- **Your goal**: How many lines hold the string "this"? Reply with the number alone.
───
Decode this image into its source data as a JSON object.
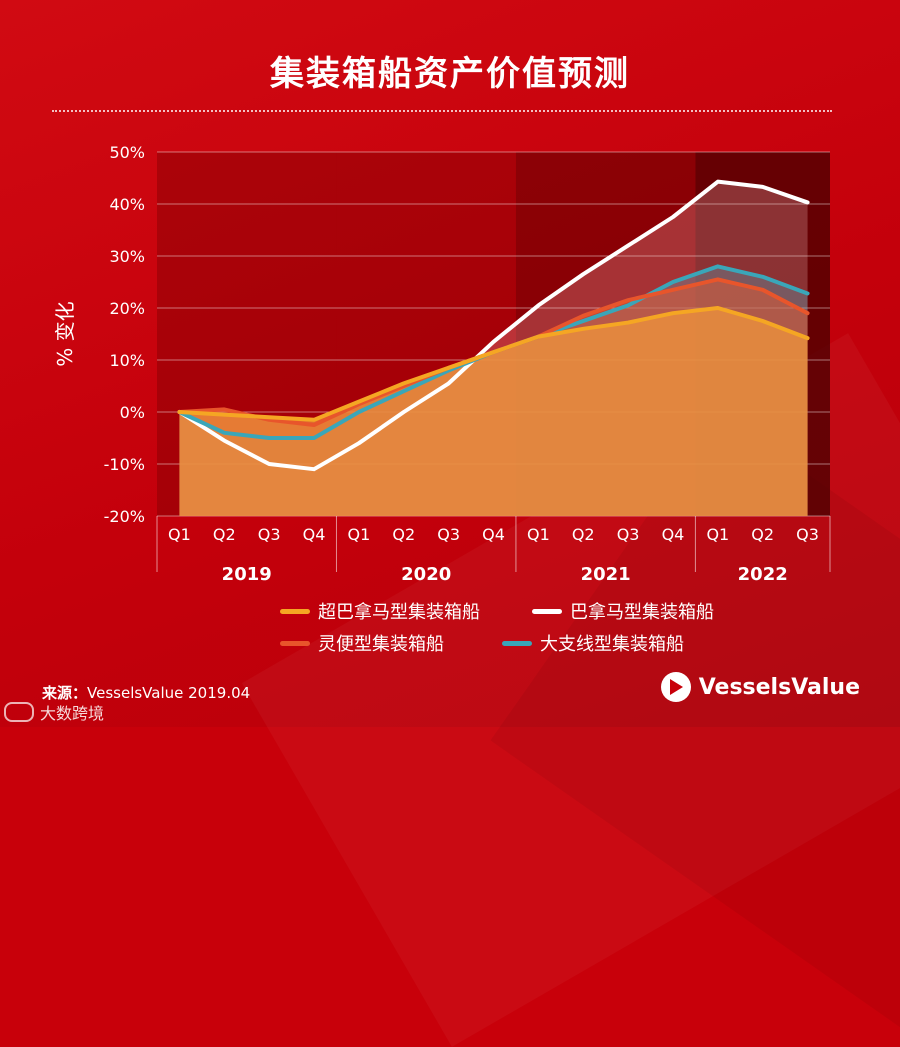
{
  "chart_data": {
    "type": "area",
    "title": "集装箱船资产价值预测",
    "ylabel": "% 变化",
    "xlabel": "",
    "ylim": [
      -20,
      50
    ],
    "yticks": [
      50,
      40,
      30,
      20,
      10,
      0,
      -10,
      -20
    ],
    "ytick_labels": [
      "50%",
      "40%",
      "30%",
      "20%",
      "10%",
      "0%",
      "-10%",
      "-20%"
    ],
    "categories": [
      "Q1",
      "Q2",
      "Q3",
      "Q4",
      "Q1",
      "Q2",
      "Q3",
      "Q4",
      "Q1",
      "Q2",
      "Q3",
      "Q4",
      "Q1",
      "Q2",
      "Q3"
    ],
    "years": [
      {
        "label": "2019",
        "quarters": 4
      },
      {
        "label": "2020",
        "quarters": 4
      },
      {
        "label": "2021",
        "quarters": 4
      },
      {
        "label": "2022",
        "quarters": 3
      }
    ],
    "series": [
      {
        "name": "超巴拿马型集装箱船",
        "color": "#f5a623",
        "values": [
          0,
          -0.5,
          -1,
          -1.5,
          2,
          5.5,
          8.5,
          11.5,
          14.5,
          16,
          17.2,
          19,
          20,
          17.5,
          14.2
        ]
      },
      {
        "name": "巴拿马型集装箱船",
        "color": "#ffffff",
        "values": [
          0,
          -5.5,
          -10,
          -11,
          -6,
          0,
          5.5,
          13.5,
          20.5,
          26.5,
          32,
          37.5,
          44.3,
          43.3,
          40.3
        ]
      },
      {
        "name": "灵便型集装箱船",
        "color": "#e8552b",
        "values": [
          0,
          0.5,
          -1.5,
          -2.5,
          1.5,
          5,
          8.5,
          11.5,
          14.5,
          18.5,
          21.5,
          23.5,
          25.5,
          23.5,
          19
        ]
      },
      {
        "name": "大支线型集装箱船",
        "color": "#3aa6b9",
        "values": [
          0,
          -4,
          -5,
          -5,
          0,
          4,
          8,
          11.5,
          14.5,
          17.5,
          20.5,
          25,
          28,
          26,
          22.8
        ]
      }
    ]
  },
  "footer": {
    "source_label": "来源：",
    "source_text": "VesselsValue 2019.04",
    "brand": "VesselsValue",
    "watermark": "大数跨境"
  }
}
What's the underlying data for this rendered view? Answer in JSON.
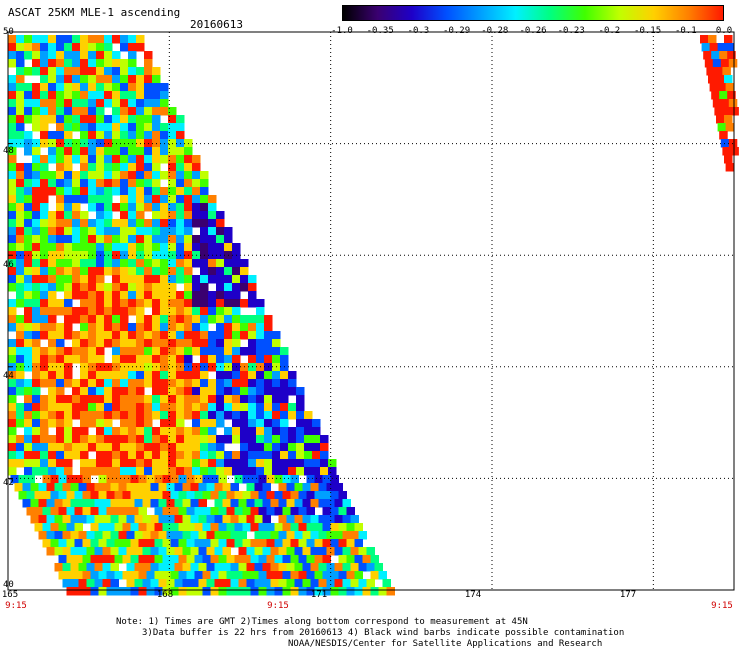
{
  "header": {
    "title": "ASCAT 25KM MLE-1 ascending",
    "date": "20160613"
  },
  "colorbar": {
    "labels": [
      "-1.0",
      "-0.35",
      "-0.3",
      "-0.29",
      "-0.28",
      "-0.26",
      "-0.23",
      "-0.2",
      "-0.15",
      "-0.1",
      "0.0"
    ],
    "colors": [
      "#000000",
      "#3a0070",
      "#1e00c8",
      "#0050ff",
      "#00a0ff",
      "#00f0ff",
      "#00ff80",
      "#40ff00",
      "#c0ff00",
      "#ffd000",
      "#ff8000",
      "#ff1a00"
    ]
  },
  "axes": {
    "lat_labels": [
      "50",
      "48",
      "46",
      "44",
      "42",
      "40"
    ],
    "lon_labels": [
      "165",
      "168",
      "171",
      "174",
      "177"
    ],
    "time_labels": [
      "9:15",
      "9:15",
      "9:15"
    ],
    "lon_range": [
      165,
      178.5
    ],
    "lat_range": [
      40,
      50
    ]
  },
  "notes": {
    "line1": "Note: 1) Times are GMT 2)Times along bottom correspond to measurement at 45N",
    "line2": "3)Data buffer is 22 hrs from 20160613 4) Black wind barbs indicate possible contamination",
    "line3": "NOAA/NESDIS/Center for Satellite Applications and Research"
  }
}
───
- **Response**: 2